Identify all lines of the data containing the string "精兵减政" and copy them.

Start of Data extract

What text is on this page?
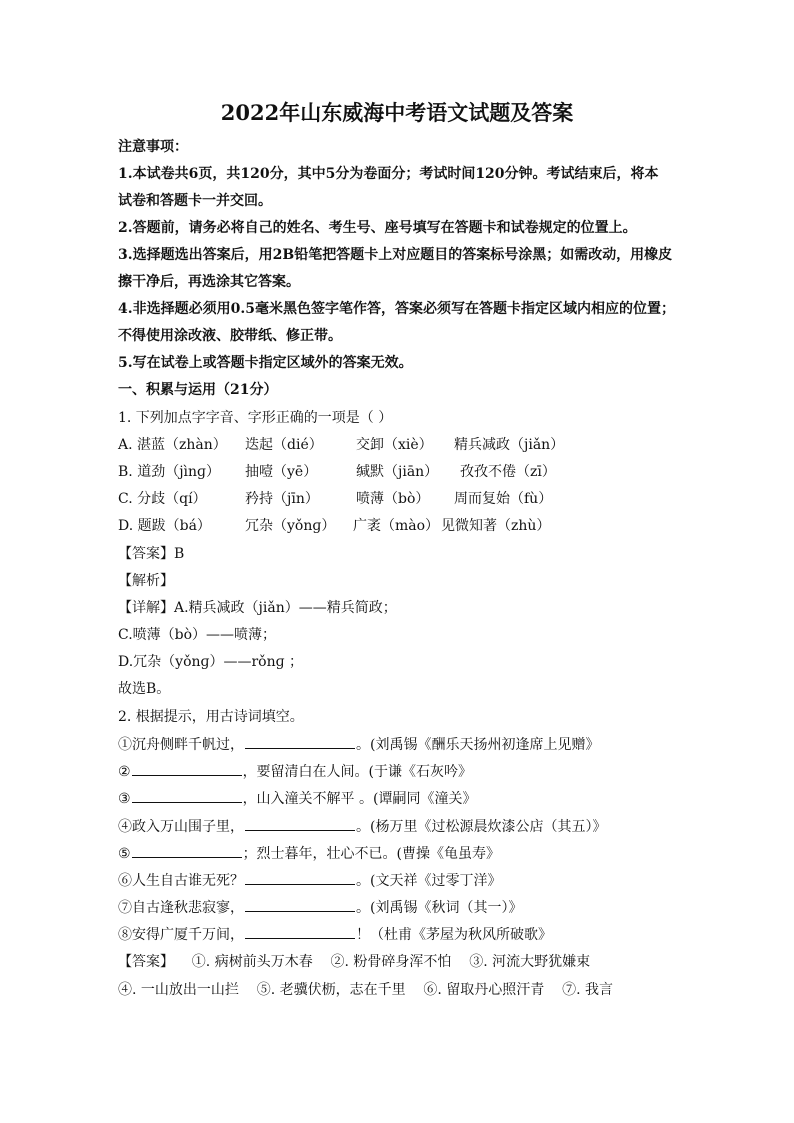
2022年山东威海中考语文试题及答案
注意事项：
1.本试卷共6页，共120分，其中5分为卷面分；考试时间120分钟。考试结束后，将本
试卷和答题卡一并交回。
2.答题前，请务必将自己的姓名、考生号、座号填写在答题卡和试卷规定的位置上。
3.选择题选出答案后，用2B铅笔把答题卡上对应题目的答案标号涂黑；如需改动，用橡皮
擦干净后，再选涂其它答案。
4.非选择题必须用0.5毫米黑色签字笔作答，答案必须写在答题卡指定区域内相应的位置；
不得使用涂改液、胶带纸、修正带。
5.写在试卷上或答题卡指定区域外的答案无效。
一、积累与运用（21分）
1. 下列加点字字音、字形正确的一项是（ ）
A. 湛蓝（zhàn） 迭起（dié） 交卸（xiè） 精兵减政（jiǎn）
B. 道劲（jìnɡ） 抽噎（yē）	缄默（jiān） 孜孜不倦（zī）
C. 分歧（qí）	矜持（jīn）	喷薄（bò） 周而复始（fù）
D. 题跋（bá） 冗杂（yǒnɡ） 广袤（mào） 见微知著（zhù）
【答案】B
【解析】
【详解】A.精兵减政（jiǎn）——精兵简政；
C.喷薄（bò）——喷薄；
D.冗杂（yǒnɡ）——rǒnɡ ；
故选B。
2. 根据提示，用古诗词填空。
①沉舟侧畔千帆过，	。(刘禹锡《酬乐天扬州初逢席上见赠》
②	，要留清白在人间。(于谦《石灰吟》
③	，山入潼关不解平 。(谭嗣同《潼关》
④政入万山围子里，	。(杨万里《过松源晨炊漆公店（其五）》
⑤	；烈士暮年，壮心不已。(曹操《龟虽寿》
⑥人生自古谁无死？	。(文天祥《过零丁洋》
⑦自古逢秋悲寂寥，	。(刘禹锡《秋词（其一）》
⑧安得广厦千万间，	！（杜甫《茅屋为秋风所破歌》
【答案】    ①. 病树前头万木春    ②. 粉骨碎身浑不怕    ③. 河流大野犹嫌束
④. 一山放出一山拦    ⑤. 老骥伏枥，志在千里    ⑥. 留取丹心照汗青    ⑦. 我言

End of Data extract

Worked solution:
A. 湛蓝（zhàn） 迭起（dié） 交卸（xiè） 精兵减政（jiǎn）
【详解】A.精兵减政（jiǎn）——精兵简政；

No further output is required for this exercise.